YOUR TASK: Return each of the entries below word for word. Leave out the pictures.

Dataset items
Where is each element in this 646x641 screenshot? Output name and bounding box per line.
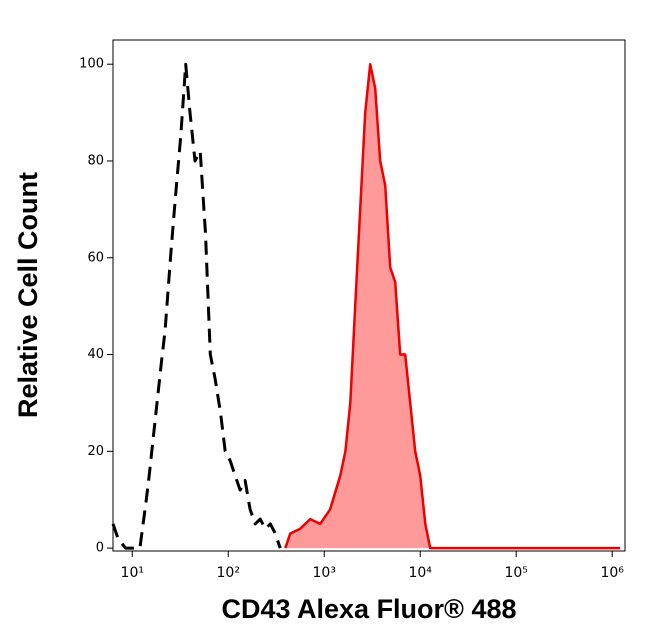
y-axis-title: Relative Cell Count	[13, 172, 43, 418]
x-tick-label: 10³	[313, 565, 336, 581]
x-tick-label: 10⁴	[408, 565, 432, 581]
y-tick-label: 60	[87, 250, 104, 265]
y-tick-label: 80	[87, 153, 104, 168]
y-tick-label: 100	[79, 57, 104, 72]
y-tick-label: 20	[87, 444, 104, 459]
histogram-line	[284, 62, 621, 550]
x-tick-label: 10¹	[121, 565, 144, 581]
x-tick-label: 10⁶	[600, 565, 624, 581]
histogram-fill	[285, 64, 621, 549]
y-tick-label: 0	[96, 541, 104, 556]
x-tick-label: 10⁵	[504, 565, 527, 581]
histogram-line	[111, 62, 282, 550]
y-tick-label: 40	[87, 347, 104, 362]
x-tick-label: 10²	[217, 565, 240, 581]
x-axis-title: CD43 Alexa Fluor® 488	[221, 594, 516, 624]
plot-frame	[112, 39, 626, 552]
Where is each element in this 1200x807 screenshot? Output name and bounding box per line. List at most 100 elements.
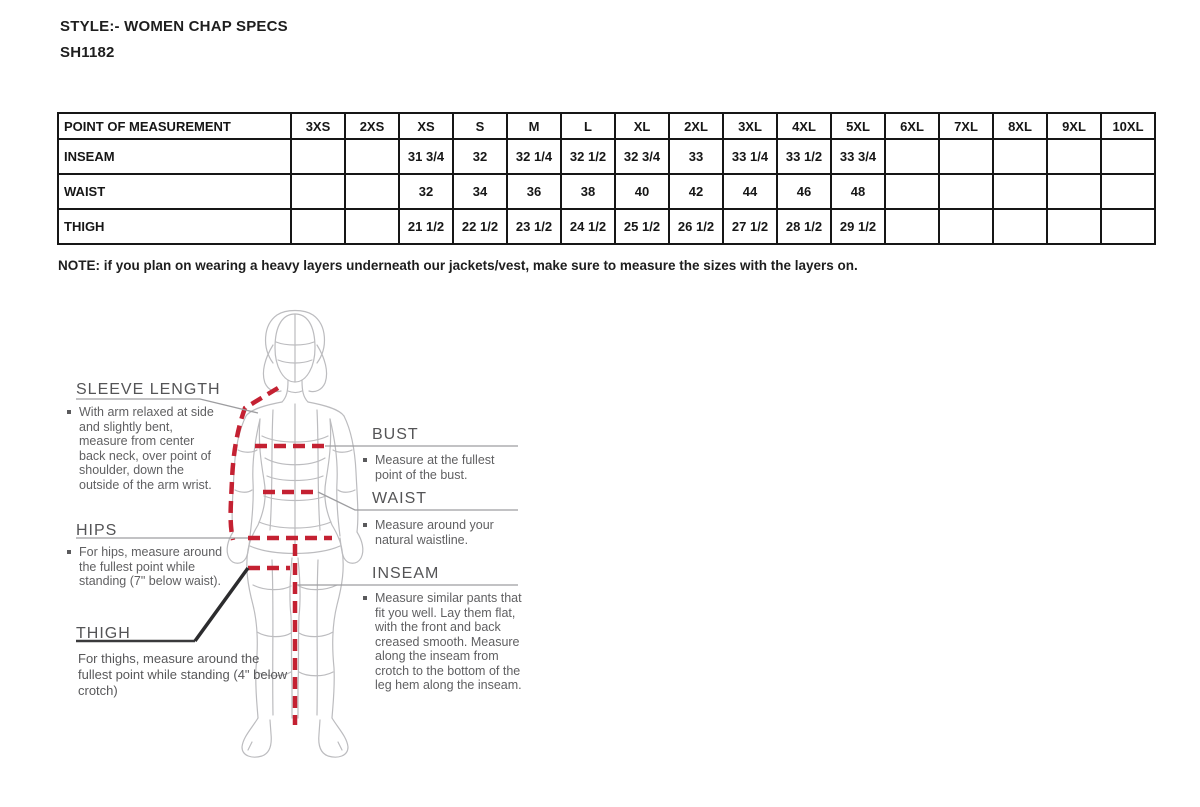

EXPECTED OUTPUT:
Where is each element in this 646x641 screenshot? Output name and bounding box per line.
y-axis-title: Relative Cell Count	[13, 172, 43, 418]
x-tick-label: 10³	[313, 565, 336, 581]
x-tick-label: 10⁴	[408, 565, 432, 581]
y-tick-label: 60	[87, 250, 104, 265]
y-tick-label: 80	[87, 153, 104, 168]
y-tick-label: 100	[79, 57, 104, 72]
y-tick-label: 20	[87, 444, 104, 459]
histogram-line	[284, 62, 621, 550]
x-tick-label: 10¹	[121, 565, 144, 581]
x-tick-label: 10⁶	[600, 565, 624, 581]
histogram-fill	[285, 64, 621, 549]
y-tick-label: 0	[96, 541, 104, 556]
x-tick-label: 10⁵	[504, 565, 527, 581]
histogram-line	[111, 62, 282, 550]
y-tick-label: 40	[87, 347, 104, 362]
x-tick-label: 10²	[217, 565, 240, 581]
x-axis-title: CD43 Alexa Fluor® 488	[221, 594, 516, 624]
plot-frame	[112, 39, 626, 552]
Where is each element in this 1200x807 screenshot? Output name and bounding box per line. List at most 100 elements.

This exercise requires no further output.